OBJECTIVE –
Your answer should be a single number: the count of lines in the material below that hold "Brünnow".

Begin EXERCISE DATA

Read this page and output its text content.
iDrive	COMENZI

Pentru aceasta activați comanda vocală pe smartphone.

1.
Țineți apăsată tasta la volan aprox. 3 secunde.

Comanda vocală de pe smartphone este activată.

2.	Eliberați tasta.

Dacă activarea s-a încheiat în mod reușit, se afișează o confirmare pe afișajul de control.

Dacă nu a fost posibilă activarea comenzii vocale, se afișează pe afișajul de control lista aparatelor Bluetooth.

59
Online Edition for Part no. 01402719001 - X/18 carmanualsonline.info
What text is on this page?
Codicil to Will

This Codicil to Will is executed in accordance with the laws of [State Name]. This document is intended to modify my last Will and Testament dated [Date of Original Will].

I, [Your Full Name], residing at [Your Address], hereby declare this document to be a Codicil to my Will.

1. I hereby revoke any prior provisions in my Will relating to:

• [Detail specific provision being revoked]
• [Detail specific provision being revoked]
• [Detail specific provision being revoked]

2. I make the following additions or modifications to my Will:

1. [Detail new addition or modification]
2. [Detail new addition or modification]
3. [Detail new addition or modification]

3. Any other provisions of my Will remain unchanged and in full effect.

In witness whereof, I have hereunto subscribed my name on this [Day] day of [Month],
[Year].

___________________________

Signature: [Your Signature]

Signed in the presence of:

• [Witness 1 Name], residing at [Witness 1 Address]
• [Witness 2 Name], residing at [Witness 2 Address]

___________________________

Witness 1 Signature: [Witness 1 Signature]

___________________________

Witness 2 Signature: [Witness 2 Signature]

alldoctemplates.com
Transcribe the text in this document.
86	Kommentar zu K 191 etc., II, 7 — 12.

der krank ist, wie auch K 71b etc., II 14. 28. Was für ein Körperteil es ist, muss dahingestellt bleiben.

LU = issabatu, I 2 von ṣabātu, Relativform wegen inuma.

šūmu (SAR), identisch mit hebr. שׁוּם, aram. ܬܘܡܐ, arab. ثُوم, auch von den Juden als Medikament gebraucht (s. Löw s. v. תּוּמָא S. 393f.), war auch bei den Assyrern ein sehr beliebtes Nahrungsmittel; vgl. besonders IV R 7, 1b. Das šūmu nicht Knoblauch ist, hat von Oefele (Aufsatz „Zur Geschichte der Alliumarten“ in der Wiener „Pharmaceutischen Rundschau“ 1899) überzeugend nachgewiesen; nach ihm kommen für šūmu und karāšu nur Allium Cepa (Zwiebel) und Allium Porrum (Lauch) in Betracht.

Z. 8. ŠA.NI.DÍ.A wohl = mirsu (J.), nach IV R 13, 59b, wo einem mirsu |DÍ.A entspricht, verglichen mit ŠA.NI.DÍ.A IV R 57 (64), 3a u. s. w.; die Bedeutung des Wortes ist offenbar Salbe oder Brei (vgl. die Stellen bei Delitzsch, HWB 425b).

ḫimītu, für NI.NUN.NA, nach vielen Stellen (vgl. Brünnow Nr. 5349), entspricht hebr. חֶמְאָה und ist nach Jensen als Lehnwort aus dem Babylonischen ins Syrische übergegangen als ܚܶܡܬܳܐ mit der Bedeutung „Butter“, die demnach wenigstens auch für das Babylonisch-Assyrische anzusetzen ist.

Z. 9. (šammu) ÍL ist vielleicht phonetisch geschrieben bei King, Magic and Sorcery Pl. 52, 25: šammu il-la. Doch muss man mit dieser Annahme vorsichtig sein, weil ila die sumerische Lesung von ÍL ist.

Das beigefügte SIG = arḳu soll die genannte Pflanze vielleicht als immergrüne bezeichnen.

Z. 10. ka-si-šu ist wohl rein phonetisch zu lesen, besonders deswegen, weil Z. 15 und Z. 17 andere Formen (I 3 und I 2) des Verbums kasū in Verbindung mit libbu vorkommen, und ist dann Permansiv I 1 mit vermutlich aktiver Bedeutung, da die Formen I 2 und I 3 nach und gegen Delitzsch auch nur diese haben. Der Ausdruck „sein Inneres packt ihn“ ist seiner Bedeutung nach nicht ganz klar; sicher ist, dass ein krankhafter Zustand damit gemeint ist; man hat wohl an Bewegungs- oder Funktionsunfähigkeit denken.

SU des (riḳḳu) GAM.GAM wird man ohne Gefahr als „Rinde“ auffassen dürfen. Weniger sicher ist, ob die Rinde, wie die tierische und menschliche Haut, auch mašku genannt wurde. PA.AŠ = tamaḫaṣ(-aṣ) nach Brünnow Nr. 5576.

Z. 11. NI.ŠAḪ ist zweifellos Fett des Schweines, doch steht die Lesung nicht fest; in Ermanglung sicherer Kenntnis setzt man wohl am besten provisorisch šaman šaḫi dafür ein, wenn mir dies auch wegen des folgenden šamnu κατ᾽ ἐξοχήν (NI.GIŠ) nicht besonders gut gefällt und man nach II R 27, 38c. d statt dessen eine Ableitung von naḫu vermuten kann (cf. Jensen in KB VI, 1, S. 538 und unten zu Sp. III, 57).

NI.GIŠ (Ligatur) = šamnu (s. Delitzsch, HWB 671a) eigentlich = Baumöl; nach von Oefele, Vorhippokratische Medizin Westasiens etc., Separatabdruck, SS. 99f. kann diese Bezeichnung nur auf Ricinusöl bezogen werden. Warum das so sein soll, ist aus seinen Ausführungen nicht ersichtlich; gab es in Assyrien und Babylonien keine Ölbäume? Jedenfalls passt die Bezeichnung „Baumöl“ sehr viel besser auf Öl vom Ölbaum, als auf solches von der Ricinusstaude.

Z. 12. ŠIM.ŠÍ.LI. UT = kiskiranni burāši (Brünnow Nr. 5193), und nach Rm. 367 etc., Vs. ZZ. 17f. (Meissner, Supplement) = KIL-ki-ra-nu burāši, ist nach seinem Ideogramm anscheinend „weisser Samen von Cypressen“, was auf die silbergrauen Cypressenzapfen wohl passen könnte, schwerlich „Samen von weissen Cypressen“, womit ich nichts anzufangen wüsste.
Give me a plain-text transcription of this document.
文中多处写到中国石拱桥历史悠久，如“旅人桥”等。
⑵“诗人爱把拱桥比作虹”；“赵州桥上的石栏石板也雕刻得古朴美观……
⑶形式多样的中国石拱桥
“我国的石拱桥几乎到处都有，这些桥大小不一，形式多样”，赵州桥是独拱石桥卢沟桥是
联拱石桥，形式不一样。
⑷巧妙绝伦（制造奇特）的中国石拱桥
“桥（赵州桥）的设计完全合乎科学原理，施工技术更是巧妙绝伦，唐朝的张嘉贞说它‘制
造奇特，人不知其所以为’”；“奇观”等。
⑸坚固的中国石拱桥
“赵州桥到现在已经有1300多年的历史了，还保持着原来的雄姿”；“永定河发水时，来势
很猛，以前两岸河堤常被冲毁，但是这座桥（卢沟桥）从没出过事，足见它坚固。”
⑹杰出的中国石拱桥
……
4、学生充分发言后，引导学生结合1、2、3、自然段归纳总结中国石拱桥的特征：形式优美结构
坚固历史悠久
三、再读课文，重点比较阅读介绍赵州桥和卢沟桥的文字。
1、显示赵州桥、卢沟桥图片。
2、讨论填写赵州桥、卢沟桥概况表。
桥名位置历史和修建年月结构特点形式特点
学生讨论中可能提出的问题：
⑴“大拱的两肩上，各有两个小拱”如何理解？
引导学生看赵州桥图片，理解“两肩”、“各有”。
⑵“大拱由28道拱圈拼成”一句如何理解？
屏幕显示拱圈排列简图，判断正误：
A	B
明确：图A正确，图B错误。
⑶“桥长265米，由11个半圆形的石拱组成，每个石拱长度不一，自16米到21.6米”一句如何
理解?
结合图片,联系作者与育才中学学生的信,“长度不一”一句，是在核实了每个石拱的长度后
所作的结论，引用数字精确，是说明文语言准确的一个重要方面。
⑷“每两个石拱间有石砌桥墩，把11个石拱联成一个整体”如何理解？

End EXERCISE DATA

SOLUTION TO THE PROBLEM –
3